Record excerpts:
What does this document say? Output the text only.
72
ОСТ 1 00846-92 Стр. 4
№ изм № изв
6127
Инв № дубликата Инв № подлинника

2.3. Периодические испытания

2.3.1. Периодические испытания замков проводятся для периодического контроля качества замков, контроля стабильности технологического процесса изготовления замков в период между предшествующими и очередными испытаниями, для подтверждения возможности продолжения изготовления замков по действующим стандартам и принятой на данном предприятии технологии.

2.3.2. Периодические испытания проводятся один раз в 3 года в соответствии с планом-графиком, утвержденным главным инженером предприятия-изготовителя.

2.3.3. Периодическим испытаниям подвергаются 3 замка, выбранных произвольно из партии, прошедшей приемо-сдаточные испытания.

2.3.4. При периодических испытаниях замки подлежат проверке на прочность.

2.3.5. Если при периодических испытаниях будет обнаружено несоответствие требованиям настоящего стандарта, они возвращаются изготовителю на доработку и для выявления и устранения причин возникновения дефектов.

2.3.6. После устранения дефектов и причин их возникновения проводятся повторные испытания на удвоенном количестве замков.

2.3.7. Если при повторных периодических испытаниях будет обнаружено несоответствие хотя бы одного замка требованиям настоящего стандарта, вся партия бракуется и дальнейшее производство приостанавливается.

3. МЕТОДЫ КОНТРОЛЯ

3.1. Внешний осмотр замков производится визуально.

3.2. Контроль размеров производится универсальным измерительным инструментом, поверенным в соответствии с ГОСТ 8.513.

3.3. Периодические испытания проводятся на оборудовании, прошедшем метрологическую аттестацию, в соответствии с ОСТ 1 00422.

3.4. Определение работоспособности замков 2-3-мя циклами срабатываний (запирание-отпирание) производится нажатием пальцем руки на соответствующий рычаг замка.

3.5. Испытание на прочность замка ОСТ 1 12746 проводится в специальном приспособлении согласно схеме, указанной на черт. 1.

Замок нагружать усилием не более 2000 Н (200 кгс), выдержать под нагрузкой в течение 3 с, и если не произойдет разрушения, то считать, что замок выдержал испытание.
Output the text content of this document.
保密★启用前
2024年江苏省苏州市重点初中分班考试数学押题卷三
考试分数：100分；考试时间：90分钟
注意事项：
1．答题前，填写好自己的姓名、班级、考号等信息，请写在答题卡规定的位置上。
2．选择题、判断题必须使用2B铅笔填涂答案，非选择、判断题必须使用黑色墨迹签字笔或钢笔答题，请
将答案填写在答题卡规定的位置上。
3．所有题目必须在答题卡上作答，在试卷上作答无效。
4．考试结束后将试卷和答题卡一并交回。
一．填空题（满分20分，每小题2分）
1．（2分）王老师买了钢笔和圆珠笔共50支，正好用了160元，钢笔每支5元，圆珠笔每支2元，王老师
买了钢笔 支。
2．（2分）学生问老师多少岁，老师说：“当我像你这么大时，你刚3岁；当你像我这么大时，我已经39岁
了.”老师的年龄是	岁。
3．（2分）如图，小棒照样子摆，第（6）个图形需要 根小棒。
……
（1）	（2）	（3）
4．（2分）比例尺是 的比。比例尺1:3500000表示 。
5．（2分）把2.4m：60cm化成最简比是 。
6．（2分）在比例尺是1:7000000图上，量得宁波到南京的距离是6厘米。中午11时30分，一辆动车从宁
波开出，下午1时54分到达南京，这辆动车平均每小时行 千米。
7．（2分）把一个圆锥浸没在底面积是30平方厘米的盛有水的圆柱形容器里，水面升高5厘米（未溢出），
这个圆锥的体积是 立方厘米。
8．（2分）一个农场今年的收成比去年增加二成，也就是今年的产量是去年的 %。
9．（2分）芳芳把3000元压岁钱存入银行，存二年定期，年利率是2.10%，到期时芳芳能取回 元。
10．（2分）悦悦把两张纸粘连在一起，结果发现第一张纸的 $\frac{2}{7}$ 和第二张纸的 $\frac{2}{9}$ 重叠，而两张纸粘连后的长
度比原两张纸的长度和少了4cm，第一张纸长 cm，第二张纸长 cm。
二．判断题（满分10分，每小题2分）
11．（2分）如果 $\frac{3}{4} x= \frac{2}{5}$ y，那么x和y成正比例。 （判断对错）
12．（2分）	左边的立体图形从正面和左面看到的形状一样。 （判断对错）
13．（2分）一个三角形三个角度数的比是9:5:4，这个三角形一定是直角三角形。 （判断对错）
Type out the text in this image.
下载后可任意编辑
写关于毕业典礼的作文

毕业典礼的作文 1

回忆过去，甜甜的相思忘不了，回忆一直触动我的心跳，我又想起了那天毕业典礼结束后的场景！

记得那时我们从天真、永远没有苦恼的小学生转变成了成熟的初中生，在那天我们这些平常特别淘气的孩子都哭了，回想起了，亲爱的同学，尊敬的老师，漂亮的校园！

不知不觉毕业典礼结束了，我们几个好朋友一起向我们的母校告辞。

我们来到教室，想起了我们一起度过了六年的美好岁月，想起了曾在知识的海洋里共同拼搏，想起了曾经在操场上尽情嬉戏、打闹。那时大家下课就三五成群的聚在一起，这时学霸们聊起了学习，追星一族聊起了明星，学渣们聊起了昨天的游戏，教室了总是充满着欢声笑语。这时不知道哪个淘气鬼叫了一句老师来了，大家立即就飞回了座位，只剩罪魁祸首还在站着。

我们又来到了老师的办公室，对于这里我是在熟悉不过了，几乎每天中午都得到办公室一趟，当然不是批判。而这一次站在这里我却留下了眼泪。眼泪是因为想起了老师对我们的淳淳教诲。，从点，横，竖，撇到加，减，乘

Your goal: Of all the lines above, how many contain the word "this"? Answer with only the number.

Expected answer: 3